Stored data:
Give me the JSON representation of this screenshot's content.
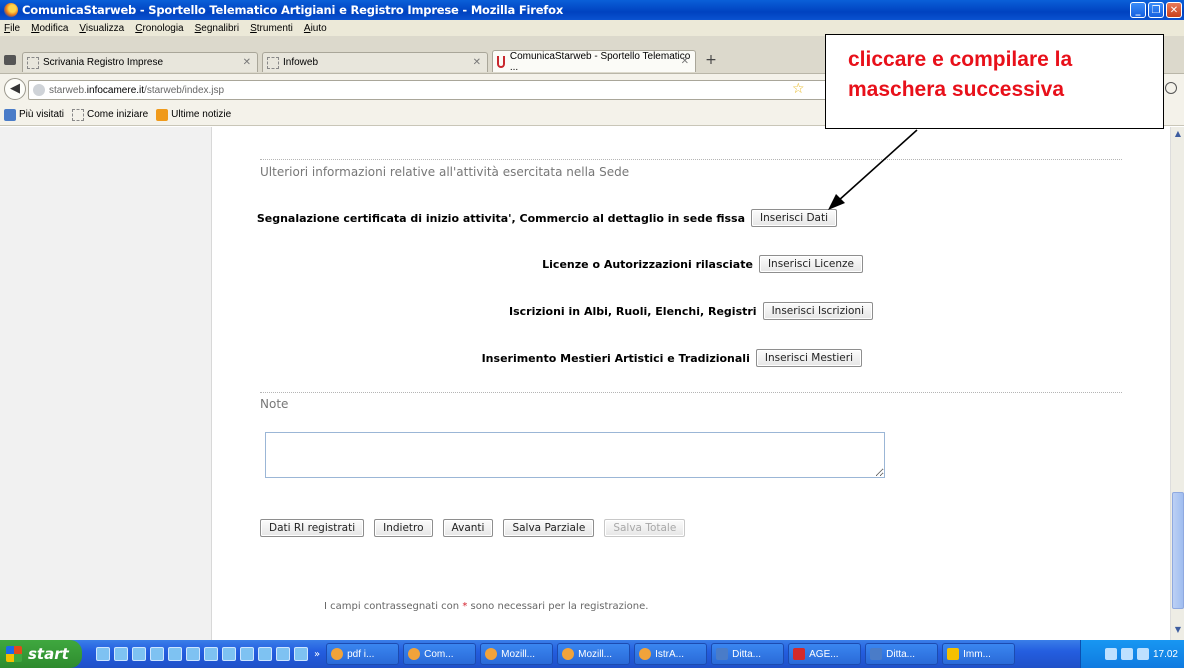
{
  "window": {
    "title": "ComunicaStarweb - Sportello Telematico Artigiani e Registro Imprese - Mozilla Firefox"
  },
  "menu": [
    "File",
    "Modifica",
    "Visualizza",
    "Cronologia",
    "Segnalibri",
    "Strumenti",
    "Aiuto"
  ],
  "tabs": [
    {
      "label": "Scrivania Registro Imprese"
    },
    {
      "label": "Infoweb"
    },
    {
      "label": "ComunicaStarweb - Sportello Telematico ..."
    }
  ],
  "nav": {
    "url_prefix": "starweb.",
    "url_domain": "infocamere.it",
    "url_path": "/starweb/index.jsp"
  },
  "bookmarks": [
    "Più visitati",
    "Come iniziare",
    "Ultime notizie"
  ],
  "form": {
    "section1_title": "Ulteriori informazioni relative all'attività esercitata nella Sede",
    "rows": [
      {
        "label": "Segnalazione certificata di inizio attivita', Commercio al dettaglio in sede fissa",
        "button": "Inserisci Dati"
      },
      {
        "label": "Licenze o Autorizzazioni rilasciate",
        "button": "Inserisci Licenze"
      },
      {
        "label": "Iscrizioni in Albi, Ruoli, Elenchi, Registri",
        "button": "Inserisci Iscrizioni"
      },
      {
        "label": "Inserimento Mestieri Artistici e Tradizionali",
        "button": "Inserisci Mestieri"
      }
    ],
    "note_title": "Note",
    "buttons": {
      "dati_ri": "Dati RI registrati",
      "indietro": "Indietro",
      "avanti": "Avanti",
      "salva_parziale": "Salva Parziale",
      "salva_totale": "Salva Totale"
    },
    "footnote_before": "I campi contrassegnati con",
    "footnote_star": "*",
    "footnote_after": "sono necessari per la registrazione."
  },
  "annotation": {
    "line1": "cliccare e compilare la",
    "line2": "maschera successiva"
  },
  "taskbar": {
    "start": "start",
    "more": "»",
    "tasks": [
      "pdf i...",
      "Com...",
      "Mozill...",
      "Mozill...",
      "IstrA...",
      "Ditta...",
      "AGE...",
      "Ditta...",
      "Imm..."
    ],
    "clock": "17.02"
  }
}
==
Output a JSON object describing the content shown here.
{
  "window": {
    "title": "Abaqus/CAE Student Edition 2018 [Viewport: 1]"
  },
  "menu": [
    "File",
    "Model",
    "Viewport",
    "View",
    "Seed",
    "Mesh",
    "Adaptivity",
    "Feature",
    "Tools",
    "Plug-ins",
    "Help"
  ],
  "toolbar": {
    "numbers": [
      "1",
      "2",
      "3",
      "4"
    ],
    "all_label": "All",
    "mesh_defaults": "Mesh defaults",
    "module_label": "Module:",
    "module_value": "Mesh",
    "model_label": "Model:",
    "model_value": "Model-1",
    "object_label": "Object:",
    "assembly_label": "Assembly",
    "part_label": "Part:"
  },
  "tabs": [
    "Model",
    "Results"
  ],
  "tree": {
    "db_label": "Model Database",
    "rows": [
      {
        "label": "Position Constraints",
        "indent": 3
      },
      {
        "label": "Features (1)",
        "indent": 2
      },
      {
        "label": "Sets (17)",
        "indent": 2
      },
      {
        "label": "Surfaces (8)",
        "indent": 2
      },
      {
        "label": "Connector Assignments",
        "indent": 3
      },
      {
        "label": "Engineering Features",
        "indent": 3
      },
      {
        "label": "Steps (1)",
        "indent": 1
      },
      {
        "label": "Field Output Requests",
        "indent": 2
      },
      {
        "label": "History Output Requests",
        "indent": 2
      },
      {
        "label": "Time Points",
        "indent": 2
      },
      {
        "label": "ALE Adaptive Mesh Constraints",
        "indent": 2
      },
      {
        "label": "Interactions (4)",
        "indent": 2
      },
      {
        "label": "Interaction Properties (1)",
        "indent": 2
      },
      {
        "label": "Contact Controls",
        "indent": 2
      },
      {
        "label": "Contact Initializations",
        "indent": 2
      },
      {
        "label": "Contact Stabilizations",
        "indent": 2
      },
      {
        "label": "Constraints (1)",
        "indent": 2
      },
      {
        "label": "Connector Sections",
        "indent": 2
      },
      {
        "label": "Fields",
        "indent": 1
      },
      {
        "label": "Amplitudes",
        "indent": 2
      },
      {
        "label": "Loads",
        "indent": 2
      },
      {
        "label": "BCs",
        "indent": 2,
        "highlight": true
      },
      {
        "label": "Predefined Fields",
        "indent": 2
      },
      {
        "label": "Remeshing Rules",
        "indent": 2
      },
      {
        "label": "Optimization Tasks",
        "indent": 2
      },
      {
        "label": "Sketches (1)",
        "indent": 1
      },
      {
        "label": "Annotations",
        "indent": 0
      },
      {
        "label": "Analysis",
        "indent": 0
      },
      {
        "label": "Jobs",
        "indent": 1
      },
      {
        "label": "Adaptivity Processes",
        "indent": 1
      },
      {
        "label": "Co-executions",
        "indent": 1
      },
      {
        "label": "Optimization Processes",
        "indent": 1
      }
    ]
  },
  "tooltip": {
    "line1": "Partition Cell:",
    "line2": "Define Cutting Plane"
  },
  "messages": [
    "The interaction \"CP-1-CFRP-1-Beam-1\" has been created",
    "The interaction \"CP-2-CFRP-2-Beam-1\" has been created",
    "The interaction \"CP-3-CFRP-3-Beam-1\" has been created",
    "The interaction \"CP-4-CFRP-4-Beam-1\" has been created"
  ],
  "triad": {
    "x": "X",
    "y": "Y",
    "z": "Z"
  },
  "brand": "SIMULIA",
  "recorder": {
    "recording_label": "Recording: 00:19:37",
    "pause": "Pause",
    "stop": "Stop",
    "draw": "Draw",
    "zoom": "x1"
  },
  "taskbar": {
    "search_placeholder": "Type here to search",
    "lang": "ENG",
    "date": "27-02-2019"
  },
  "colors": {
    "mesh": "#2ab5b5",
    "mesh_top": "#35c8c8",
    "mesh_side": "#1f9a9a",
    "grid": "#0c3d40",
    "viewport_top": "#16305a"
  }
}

> WHAT THIS TASK INVOLVES
List all lines above in which the string "Inserisci" appears.

> THE ANSWER
        "button": "Inserisci Dati"
        "button": "Inserisci Licenze"
        "button": "Inserisci Iscrizioni"
        "button": "Inserisci Mestieri"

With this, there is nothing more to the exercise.